_Exercise requirements_.
Copy each line of the records that contains the word "воды".

* START Available records *

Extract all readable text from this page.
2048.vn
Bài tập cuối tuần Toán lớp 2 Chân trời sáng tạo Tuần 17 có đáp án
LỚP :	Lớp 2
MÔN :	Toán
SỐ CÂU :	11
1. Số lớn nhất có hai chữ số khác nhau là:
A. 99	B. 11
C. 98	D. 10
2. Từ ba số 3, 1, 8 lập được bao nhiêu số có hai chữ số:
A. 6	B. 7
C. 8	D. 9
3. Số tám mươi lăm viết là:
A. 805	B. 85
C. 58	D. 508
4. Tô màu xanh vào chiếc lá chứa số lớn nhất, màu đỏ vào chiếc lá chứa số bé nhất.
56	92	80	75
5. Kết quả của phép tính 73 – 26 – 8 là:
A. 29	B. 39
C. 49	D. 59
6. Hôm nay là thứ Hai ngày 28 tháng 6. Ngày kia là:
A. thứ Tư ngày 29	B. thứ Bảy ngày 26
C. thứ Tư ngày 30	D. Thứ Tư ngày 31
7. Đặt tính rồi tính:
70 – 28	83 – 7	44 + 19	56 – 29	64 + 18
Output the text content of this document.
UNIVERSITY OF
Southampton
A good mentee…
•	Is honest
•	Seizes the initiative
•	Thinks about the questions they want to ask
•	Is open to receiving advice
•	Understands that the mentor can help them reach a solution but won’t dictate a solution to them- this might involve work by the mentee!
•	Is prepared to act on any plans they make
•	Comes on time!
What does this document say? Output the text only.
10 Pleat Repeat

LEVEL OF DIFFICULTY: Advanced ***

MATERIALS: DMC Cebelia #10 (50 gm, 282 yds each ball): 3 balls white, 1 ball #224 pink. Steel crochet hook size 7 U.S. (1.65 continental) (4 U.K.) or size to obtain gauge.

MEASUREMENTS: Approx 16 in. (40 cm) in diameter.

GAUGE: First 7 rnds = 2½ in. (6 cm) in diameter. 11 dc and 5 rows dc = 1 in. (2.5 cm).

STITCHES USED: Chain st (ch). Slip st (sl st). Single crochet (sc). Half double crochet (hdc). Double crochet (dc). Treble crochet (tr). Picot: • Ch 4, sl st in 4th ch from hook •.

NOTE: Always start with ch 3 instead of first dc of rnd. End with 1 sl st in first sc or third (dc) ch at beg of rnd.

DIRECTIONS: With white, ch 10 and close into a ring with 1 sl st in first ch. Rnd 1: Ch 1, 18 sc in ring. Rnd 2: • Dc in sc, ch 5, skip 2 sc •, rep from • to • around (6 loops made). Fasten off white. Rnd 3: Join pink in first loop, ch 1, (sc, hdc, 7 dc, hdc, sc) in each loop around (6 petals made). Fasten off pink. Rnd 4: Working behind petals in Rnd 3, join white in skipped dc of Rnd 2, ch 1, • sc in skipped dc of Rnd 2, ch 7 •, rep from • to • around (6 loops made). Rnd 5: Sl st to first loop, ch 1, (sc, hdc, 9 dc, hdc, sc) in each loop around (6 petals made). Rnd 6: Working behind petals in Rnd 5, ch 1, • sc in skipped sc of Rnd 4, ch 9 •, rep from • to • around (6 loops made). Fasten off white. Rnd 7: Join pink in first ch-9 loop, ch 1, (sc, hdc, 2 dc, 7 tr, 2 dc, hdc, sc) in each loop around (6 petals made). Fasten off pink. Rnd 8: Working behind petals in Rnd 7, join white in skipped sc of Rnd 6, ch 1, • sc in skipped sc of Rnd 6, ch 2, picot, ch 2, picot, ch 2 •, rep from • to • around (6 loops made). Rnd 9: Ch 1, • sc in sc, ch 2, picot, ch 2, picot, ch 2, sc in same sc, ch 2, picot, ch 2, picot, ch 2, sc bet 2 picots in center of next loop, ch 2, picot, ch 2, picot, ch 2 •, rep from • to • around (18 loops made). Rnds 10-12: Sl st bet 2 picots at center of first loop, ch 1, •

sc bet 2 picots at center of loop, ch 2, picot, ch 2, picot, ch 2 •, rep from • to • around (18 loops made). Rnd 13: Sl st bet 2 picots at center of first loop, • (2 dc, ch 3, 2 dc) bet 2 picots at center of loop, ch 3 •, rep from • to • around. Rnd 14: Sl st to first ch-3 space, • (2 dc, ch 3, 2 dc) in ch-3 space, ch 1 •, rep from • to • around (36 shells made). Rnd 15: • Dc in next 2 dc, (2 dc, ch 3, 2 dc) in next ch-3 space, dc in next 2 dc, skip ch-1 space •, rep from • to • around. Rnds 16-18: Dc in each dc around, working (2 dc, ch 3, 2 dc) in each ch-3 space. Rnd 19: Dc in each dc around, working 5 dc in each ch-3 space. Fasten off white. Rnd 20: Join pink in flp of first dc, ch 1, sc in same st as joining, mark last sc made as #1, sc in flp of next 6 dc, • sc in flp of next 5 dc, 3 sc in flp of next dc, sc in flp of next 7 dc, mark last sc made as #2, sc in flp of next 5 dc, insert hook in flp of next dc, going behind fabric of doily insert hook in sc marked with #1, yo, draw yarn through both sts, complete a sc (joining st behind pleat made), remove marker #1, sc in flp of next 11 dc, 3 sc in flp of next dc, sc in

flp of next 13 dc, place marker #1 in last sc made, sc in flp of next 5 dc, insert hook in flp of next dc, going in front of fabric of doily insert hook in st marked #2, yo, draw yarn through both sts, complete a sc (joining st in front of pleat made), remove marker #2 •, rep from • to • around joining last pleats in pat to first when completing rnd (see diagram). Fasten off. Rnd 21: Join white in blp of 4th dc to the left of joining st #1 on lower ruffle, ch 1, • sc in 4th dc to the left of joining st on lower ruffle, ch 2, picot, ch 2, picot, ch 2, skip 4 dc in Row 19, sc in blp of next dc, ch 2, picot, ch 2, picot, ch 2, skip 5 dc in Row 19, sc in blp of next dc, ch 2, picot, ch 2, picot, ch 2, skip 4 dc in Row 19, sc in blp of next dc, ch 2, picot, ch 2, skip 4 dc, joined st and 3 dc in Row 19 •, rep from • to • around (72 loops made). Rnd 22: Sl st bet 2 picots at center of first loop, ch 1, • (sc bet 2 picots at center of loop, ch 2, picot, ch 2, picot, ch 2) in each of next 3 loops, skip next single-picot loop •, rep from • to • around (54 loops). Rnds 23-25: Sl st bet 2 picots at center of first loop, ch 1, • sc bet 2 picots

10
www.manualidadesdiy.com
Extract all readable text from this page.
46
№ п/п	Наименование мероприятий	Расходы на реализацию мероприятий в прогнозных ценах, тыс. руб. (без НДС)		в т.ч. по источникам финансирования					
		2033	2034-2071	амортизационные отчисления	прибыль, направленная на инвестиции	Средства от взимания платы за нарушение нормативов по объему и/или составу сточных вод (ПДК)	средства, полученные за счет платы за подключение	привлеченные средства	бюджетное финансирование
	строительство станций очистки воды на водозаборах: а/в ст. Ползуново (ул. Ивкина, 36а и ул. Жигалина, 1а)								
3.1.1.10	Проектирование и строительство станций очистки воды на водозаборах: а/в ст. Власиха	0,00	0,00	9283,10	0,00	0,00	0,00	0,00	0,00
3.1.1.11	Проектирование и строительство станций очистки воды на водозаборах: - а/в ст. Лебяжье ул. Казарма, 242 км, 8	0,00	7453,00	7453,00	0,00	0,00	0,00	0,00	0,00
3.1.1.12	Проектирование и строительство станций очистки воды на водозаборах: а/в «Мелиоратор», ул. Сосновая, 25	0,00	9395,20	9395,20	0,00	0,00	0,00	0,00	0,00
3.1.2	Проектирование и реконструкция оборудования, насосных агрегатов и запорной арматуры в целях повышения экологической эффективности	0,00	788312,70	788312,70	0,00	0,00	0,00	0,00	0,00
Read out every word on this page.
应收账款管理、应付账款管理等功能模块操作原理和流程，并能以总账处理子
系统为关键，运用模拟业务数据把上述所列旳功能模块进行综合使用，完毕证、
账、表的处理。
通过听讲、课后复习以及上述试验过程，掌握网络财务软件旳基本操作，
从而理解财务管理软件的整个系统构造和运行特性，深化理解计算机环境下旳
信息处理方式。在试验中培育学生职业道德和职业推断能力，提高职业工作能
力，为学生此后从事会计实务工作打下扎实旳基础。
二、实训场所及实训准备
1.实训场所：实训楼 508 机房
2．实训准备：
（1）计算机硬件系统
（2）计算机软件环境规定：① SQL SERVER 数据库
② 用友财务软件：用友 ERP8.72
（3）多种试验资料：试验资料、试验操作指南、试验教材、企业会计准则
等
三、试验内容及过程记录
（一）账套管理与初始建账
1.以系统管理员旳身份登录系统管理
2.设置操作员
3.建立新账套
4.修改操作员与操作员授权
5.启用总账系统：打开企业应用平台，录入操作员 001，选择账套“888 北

* END Available records *

_Answer for this exercise_.
	строительство станций очистки воды на водозаборах: а/в ст. Ползуново (ул. Ивкина, 36а и ул. Жигалина, 1а)								
3.1.1.10	Проектирование и строительство станций очистки воды на водозаборах: а/в ст. Власиха	0,00	0,00	9283,10	0,00	0,00	0,00	0,00	0,00
3.1.1.11	Проектирование и строительство станций очистки воды на водозаборах: - а/в ст. Лебяжье ул. Казарма, 242 км, 8	0,00	7453,00	7453,00	0,00	0,00	0,00	0,00	0,00
3.1.1.12	Проектирование и строительство станций очистки воды на водозаборах: а/в «Мелиоратор», ул. Сосновая, 25	0,00	9395,20	9395,20	0,00	0,00	0,00	0,00	0,00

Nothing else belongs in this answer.